Dataset records:
○ ○ ○ ○

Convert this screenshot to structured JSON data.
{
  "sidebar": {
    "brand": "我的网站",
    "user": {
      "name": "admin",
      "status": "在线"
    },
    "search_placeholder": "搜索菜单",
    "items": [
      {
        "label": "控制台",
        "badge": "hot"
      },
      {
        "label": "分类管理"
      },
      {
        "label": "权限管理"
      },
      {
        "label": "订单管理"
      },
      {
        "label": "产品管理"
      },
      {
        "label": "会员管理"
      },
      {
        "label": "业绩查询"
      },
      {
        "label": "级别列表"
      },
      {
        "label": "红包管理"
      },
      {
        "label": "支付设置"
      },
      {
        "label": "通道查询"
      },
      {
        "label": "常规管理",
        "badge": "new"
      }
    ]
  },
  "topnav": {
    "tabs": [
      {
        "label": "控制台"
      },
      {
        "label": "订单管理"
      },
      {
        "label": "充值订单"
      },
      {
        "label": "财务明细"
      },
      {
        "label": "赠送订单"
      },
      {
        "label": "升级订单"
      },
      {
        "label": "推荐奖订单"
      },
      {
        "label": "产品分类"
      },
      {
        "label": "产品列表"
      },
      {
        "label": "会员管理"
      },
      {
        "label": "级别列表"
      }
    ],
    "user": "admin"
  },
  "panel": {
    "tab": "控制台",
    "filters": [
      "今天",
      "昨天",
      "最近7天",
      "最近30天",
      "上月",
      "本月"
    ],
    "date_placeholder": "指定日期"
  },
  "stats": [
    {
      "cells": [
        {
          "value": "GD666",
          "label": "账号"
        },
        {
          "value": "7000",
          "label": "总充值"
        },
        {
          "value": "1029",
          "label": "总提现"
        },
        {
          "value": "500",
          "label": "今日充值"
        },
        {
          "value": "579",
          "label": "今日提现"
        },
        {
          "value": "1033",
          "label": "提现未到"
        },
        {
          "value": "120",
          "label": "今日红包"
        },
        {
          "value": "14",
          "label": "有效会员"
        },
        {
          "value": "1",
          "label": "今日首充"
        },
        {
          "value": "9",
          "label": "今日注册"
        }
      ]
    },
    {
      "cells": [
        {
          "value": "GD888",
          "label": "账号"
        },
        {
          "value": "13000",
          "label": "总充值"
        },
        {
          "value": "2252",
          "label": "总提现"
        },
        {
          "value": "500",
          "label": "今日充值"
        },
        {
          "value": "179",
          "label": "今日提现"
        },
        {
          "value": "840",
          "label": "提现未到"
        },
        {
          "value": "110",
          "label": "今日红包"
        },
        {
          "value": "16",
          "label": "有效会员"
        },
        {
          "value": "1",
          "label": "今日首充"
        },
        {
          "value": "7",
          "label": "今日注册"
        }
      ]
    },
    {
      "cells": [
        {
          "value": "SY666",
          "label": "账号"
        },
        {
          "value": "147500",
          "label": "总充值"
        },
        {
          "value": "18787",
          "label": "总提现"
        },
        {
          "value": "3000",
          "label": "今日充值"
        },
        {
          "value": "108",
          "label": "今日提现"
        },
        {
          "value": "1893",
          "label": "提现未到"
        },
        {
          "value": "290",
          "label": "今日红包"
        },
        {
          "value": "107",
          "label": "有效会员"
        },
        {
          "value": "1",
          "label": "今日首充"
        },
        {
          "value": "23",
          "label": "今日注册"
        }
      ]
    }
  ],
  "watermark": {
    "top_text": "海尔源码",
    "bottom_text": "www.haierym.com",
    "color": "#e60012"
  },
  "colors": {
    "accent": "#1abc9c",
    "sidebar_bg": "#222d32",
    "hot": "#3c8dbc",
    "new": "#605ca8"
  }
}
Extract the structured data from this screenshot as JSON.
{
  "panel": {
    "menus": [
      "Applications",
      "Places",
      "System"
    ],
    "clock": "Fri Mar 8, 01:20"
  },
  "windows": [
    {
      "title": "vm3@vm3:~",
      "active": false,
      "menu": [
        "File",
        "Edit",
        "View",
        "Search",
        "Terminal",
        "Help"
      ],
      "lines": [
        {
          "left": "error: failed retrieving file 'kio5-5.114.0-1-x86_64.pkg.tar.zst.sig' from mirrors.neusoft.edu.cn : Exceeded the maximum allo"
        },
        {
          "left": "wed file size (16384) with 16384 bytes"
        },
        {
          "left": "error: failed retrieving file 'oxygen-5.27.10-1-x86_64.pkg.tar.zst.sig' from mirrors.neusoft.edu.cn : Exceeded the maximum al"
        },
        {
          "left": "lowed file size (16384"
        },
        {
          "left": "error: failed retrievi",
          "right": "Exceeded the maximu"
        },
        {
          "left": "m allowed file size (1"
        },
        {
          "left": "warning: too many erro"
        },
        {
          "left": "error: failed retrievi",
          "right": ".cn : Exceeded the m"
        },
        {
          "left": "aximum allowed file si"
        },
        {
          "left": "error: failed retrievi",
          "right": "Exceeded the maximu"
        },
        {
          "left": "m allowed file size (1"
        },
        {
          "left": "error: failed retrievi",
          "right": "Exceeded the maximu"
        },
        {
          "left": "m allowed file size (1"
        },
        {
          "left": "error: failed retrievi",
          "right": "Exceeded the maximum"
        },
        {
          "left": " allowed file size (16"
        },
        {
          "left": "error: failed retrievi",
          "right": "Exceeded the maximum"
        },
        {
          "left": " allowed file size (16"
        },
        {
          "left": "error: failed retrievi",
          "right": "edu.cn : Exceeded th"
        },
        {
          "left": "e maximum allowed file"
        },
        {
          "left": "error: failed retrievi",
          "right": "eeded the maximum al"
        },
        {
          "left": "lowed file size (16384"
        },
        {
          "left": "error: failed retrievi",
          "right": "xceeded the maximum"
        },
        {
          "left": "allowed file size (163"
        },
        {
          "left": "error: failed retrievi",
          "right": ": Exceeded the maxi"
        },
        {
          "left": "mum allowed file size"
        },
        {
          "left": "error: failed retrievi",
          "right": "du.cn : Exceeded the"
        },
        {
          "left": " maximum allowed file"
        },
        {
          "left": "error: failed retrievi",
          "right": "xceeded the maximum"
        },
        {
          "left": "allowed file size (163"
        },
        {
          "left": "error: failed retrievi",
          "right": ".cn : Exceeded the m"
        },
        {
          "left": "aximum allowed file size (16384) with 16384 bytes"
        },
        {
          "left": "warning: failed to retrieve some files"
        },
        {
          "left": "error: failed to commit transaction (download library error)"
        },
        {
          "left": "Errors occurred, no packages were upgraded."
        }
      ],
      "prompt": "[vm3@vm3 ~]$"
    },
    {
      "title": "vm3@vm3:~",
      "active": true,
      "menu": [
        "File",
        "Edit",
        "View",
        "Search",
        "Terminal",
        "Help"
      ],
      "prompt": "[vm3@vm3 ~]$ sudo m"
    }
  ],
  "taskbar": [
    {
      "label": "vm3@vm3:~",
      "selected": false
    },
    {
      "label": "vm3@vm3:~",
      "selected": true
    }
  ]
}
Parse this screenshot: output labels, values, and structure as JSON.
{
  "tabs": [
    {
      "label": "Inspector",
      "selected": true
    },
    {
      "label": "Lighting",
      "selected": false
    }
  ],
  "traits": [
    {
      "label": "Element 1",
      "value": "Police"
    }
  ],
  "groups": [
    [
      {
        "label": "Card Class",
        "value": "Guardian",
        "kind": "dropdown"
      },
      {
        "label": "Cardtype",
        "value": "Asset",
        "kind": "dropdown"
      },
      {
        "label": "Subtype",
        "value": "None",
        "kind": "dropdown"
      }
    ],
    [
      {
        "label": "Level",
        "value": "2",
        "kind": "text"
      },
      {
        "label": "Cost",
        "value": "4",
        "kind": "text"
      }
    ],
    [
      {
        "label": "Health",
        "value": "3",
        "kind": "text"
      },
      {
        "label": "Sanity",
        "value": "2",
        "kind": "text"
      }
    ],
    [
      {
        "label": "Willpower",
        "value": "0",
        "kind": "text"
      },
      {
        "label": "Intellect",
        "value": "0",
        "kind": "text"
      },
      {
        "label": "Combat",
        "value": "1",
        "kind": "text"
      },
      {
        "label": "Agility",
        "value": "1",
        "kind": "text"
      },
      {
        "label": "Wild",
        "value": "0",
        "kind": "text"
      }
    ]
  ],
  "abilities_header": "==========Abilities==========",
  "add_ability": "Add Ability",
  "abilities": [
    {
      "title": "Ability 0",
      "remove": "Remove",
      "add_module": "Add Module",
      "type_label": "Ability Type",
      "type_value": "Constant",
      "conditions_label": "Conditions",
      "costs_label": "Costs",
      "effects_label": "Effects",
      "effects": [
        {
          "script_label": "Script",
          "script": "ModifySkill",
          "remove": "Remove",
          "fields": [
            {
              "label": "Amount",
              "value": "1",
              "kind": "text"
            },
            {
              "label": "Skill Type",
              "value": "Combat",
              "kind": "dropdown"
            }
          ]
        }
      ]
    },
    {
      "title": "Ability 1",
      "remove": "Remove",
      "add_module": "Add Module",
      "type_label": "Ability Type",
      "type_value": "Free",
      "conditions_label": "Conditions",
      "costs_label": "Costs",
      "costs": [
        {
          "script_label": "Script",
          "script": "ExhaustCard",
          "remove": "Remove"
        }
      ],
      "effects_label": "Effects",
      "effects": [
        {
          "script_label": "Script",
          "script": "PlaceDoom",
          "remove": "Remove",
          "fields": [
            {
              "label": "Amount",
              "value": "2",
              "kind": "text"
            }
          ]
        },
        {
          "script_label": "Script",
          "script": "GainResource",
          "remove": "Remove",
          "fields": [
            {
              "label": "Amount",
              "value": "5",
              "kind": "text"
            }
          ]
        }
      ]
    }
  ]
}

○ ○ ○ ○

DIRECTIONS:
Wherever the word "from" occurs in a line of the listing, copy that line.

ANSWER FOR THIS EXERCISE:
Extract the structured data from this screenshot as JSON.
          "left": "error: failed retrieving file 'kio5-5.114.0-1-x86_64.pkg.tar.zst.sig' from mirrors.neusoft.edu.cn : Exceeded the maximum allo"
          "left": "error: failed retrieving file 'oxygen-5.27.10-1-x86_64.pkg.tar.zst.sig' from mirrors.neusoft.edu.cn : Exceeded the maximum al"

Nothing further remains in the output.